**AIM:**
Omit all pictures and give the records below again exactly as written.

**Figure record listings:**
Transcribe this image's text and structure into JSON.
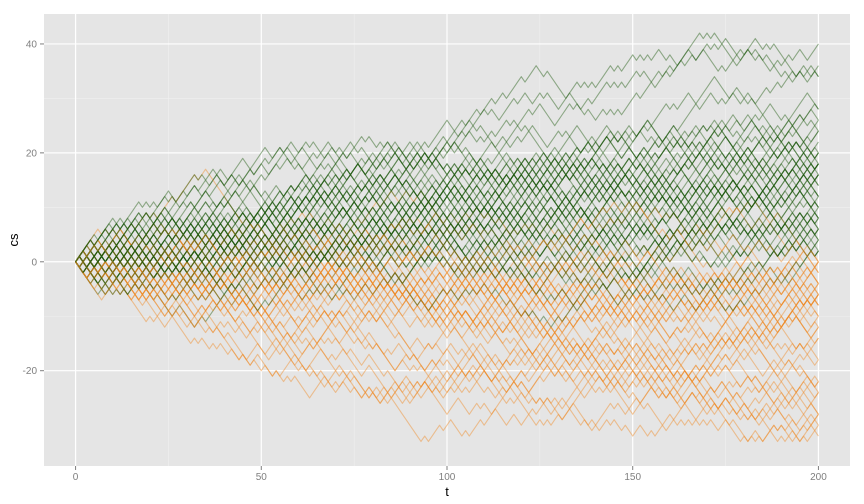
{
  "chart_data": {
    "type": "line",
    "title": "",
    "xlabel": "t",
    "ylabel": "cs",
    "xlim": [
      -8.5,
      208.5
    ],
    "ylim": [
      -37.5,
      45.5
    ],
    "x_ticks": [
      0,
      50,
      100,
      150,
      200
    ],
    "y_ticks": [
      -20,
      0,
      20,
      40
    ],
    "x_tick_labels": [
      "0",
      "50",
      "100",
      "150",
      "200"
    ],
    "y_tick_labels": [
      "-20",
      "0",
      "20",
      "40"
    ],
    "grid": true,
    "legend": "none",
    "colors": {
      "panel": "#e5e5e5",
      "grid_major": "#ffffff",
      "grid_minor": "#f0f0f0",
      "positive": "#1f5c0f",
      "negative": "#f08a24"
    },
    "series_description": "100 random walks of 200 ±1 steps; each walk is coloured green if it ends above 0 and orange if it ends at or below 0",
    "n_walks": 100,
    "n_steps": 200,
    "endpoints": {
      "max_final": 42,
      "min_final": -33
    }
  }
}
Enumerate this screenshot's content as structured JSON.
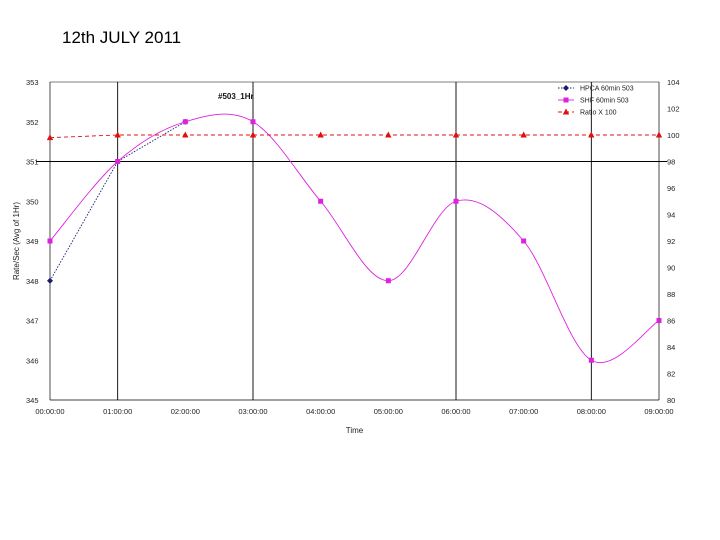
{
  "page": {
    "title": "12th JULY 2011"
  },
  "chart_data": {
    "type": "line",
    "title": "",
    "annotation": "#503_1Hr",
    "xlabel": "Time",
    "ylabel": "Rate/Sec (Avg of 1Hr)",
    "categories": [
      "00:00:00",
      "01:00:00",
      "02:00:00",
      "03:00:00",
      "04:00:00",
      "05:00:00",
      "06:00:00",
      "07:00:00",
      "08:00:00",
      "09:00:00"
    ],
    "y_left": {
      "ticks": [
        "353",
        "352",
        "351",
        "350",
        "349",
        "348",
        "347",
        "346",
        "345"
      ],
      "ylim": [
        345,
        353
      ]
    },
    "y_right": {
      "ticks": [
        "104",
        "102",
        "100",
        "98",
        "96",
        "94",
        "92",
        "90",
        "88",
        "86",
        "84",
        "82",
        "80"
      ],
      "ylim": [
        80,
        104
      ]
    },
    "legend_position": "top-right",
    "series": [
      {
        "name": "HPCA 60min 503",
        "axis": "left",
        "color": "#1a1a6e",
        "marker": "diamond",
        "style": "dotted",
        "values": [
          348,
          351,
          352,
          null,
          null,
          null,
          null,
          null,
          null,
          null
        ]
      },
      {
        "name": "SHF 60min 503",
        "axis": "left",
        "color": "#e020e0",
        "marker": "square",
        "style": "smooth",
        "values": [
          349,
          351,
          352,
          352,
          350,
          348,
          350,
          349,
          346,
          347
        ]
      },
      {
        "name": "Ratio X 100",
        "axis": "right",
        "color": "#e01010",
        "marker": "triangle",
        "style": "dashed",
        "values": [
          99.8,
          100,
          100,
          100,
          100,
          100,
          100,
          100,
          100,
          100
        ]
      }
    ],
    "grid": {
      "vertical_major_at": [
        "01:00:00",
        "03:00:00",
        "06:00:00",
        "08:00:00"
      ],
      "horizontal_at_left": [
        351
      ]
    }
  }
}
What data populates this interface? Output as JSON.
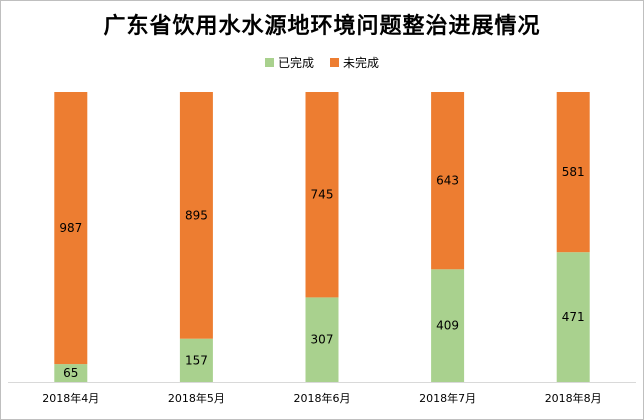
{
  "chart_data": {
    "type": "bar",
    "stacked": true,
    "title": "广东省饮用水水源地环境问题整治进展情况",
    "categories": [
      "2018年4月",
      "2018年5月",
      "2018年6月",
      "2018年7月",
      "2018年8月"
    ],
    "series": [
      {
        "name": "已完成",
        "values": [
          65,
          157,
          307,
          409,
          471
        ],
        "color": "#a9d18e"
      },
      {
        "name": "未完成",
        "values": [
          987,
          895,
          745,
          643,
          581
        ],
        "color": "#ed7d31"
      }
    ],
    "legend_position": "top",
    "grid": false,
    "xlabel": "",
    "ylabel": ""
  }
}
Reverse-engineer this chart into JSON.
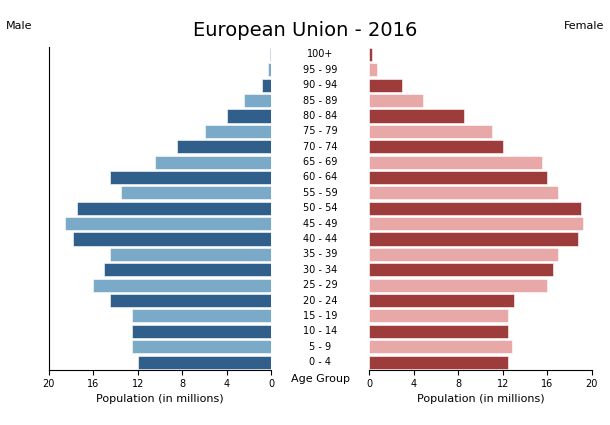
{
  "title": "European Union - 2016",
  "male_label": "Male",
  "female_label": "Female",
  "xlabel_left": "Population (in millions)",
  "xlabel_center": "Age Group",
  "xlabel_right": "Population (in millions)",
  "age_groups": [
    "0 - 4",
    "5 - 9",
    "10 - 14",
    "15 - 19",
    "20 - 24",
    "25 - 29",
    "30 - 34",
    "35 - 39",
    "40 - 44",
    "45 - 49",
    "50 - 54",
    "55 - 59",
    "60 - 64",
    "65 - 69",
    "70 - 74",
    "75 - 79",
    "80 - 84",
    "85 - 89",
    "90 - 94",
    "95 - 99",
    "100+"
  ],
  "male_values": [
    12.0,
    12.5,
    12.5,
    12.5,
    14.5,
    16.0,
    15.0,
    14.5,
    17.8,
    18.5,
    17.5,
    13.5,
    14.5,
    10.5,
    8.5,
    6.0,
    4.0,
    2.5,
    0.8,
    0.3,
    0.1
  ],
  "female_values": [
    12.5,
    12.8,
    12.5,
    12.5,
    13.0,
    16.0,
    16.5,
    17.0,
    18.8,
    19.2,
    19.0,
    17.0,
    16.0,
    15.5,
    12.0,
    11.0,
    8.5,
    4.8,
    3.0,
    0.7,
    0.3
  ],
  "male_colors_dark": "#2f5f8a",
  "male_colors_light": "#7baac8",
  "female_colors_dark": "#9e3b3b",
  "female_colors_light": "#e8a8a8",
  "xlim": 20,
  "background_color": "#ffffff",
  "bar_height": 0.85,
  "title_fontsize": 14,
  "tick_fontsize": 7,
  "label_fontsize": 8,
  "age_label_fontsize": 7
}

**CORRECT RESPONSE:**
Transcribe this image's text and structure into JSON.
{
  "chart_data": {
    "type": "line",
    "title": "",
    "xlabel": "t",
    "ylabel": "cs",
    "xlim": [
      -8.5,
      208.5
    ],
    "ylim": [
      -37.5,
      45.5
    ],
    "x_ticks": [
      0,
      50,
      100,
      150,
      200
    ],
    "y_ticks": [
      -20,
      0,
      20,
      40
    ],
    "x_tick_labels": [
      "0",
      "50",
      "100",
      "150",
      "200"
    ],
    "y_tick_labels": [
      "-20",
      "0",
      "20",
      "40"
    ],
    "grid": true,
    "legend": "none",
    "colors": {
      "panel": "#e5e5e5",
      "grid_major": "#ffffff",
      "grid_minor": "#f0f0f0",
      "positive": "#1f5c0f",
      "negative": "#f08a24"
    },
    "series_description": "100 random walks of 200 ±1 steps; each walk is coloured green if it ends above 0 and orange if it ends at or below 0",
    "n_walks": 100,
    "n_steps": 200,
    "endpoints": {
      "max_final": 42,
      "min_final": -33
    }
  }
}
Enumerate this screenshot's content as structured JSON.
{
  "page": {
    "title": "12th JULY 2011"
  },
  "chart_data": {
    "type": "line",
    "title": "",
    "annotation": "#503_1Hr",
    "xlabel": "Time",
    "ylabel": "Rate/Sec (Avg of 1Hr)",
    "categories": [
      "00:00:00",
      "01:00:00",
      "02:00:00",
      "03:00:00",
      "04:00:00",
      "05:00:00",
      "06:00:00",
      "07:00:00",
      "08:00:00",
      "09:00:00"
    ],
    "y_left": {
      "ticks": [
        "353",
        "352",
        "351",
        "350",
        "349",
        "348",
        "347",
        "346",
        "345"
      ],
      "ylim": [
        345,
        353
      ]
    },
    "y_right": {
      "ticks": [
        "104",
        "102",
        "100",
        "98",
        "96",
        "94",
        "92",
        "90",
        "88",
        "86",
        "84",
        "82",
        "80"
      ],
      "ylim": [
        80,
        104
      ]
    },
    "legend_position": "top-right",
    "series": [
      {
        "name": "HPCA 60min 503",
        "axis": "left",
        "color": "#1a1a6e",
        "marker": "diamond",
        "style": "dotted",
        "values": [
          348,
          351,
          352,
          null,
          null,
          null,
          null,
          null,
          null,
          null
        ]
      },
      {
        "name": "SHF 60min 503",
        "axis": "left",
        "color": "#e020e0",
        "marker": "square",
        "style": "smooth",
        "values": [
          349,
          351,
          352,
          352,
          350,
          348,
          350,
          349,
          346,
          347
        ]
      },
      {
        "name": "Ratio X 100",
        "axis": "right",
        "color": "#e01010",
        "marker": "triangle",
        "style": "dashed",
        "values": [
          99.8,
          100,
          100,
          100,
          100,
          100,
          100,
          100,
          100,
          100
        ]
      }
    ],
    "grid": {
      "vertical_major_at": [
        "01:00:00",
        "03:00:00",
        "06:00:00",
        "08:00:00"
      ],
      "horizontal_at_left": [
        351
      ]
    }
  }
}
What data populates this interface? Output as JSON.
{
  "chart_data": {
    "type": "bar",
    "stacked": true,
    "title": "广东省饮用水水源地环境问题整治进展情况",
    "categories": [
      "2018年4月",
      "2018年5月",
      "2018年6月",
      "2018年7月",
      "2018年8月"
    ],
    "series": [
      {
        "name": "已完成",
        "values": [
          65,
          157,
          307,
          409,
          471
        ],
        "color": "#a9d18e"
      },
      {
        "name": "未完成",
        "values": [
          987,
          895,
          745,
          643,
          581
        ],
        "color": "#ed7d31"
      }
    ],
    "legend_position": "top",
    "grid": false,
    "xlabel": "",
    "ylabel": ""
  }
}
Reverse-engineer this chart into JSON.
{
  "title": "European Union - 2016",
  "male_label": "Male",
  "female_label": "Female",
  "xlabel_left": "Population (in millions)",
  "xlabel_center": "Age Group",
  "xlabel_right": "Population (in millions)",
  "age_groups": [
    "0 - 4",
    "5 - 9",
    "10 - 14",
    "15 - 19",
    "20 - 24",
    "25 - 29",
    "30 - 34",
    "35 - 39",
    "40 - 44",
    "45 - 49",
    "50 - 54",
    "55 - 59",
    "60 - 64",
    "65 - 69",
    "70 - 74",
    "75 - 79",
    "80 - 84",
    "85 - 89",
    "90 - 94",
    "95 - 99",
    "100+"
  ],
  "male_values": [
    12.0,
    12.5,
    12.5,
    12.5,
    14.5,
    16.0,
    15.0,
    14.5,
    17.8,
    18.5,
    17.5,
    13.5,
    14.5,
    10.5,
    8.5,
    6.0,
    4.0,
    2.5,
    0.8,
    0.3,
    0.1
  ],
  "female_values": [
    12.5,
    12.8,
    12.5,
    12.5,
    13.0,
    16.0,
    16.5,
    17.0,
    18.8,
    19.2,
    19.0,
    17.0,
    16.0,
    15.5,
    12.0,
    11.0,
    8.5,
    4.8,
    3.0,
    0.7,
    0.3
  ],
  "male_colors_dark": "#2f5f8a",
  "male_colors_light": "#7baac8",
  "female_colors_dark": "#9e3b3b",
  "female_colors_light": "#e8a8a8",
  "xlim": 20,
  "background_color": "#ffffff",
  "bar_height": 0.85,
  "title_fontsize": 14,
  "tick_fontsize": 7,
  "label_fontsize": 8,
  "age_label_fontsize": 7
}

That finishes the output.